Выбрать главу

“...Где же искать вдохновения, как не в тех веках, когда люди сражались за свободу и отличались собственным характером?” — вопрошал Языков. И пел “гений русской старины торжественный и величавый”:

 

Не гордый дух завоеваний

Зовет булат твой из ножон:

За честь, за веру грянет он

В твоей опомнившейся длани —

И перед челами татар

Не промахнется твой удар!

(“Баян к русскому воину при Дмитрии Донском,

прежде знаменитого сражения при Непрядве”.)

 

Особенно молодого поэта интересовали древние вольнолюбивые респуб­лики Новгорода и Пскова с их “шумом народных мятежей”.

...В незавершенной поэме “Ала” Языков, предвосхищая пушкинскую “Полтаву”, стремился описать на ливонском материале Северную войну, когда была “бодра железной волею Петра преображенная Россия”. (Эти строки Пушкин взял эпиграфом к одной из глав “Арапа Петра Великого”.)

○ ○ ○ ○

> Задание:
Перепишите приведенный выше фрагмент о Языкове целиком, не внося в него никаких изменений.

[Записи об элементах в рамках]

○ ○ ○ ○

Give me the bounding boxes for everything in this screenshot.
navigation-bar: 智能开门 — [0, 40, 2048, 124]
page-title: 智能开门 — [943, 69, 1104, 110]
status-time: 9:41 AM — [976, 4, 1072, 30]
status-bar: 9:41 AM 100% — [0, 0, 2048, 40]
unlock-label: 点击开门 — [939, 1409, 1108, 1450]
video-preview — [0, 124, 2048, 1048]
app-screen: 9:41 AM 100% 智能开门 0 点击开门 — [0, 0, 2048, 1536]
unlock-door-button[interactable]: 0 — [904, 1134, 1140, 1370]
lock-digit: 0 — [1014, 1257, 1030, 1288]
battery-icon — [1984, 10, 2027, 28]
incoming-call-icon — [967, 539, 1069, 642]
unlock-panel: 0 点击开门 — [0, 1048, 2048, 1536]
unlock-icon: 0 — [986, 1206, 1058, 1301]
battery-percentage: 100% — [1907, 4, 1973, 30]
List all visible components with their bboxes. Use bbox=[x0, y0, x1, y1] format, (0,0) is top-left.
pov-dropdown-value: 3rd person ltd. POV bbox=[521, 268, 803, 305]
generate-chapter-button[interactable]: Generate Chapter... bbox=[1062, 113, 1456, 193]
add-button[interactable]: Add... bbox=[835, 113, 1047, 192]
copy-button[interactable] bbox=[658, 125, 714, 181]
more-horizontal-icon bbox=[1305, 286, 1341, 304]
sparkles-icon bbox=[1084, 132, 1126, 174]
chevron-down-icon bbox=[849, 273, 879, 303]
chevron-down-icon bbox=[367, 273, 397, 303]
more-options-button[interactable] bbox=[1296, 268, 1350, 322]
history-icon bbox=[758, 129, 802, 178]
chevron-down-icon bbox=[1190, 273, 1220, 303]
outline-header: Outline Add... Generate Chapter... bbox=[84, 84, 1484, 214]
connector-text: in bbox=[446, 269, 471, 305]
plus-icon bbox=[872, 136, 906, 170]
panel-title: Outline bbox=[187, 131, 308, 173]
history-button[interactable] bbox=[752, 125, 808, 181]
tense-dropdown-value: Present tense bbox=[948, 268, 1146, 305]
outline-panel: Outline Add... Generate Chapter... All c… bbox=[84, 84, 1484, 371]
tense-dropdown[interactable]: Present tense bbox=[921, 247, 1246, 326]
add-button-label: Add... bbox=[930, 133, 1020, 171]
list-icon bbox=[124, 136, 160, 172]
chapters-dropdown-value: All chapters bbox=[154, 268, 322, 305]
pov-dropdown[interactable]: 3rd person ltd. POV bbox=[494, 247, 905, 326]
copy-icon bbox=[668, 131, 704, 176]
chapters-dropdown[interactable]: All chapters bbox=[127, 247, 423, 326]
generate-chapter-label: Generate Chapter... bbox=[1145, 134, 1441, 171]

○ ○ ○ ○

> Решение:
Выбрать главу

“...Где же искать вдохновения, как не в тех веках, когда люди сражались за свободу и отличались собственным характером?” — вопрошал Языков. И пел “гений русской старины торжественный и величавый”:

 

Не гордый дух завоеваний

Зовет булат твой из ножон:

За честь, за веру грянет он

В твоей опомнившейся длани —

И перед челами татар

Не промахнется твой удар!

(“Баян к русскому воину при Дмитрии Донском,

прежде знаменитого сражения при Непрядве”.)

 

Особенно молодого поэта интересовали древние вольнолюбивые респуб­лики Новгорода и Пскова с их “шумом народных мятежей”.

...В незавершенной поэме “Ала” Языков, предвосхищая пушкинскую “Полтаву”, стремился описать на ливонском материале Северную войну, когда была “бодра железной волею Петра преображенная Россия”. (Эти строки Пушкин взял эпиграфом к одной из глав “Арапа Петра Великого”.)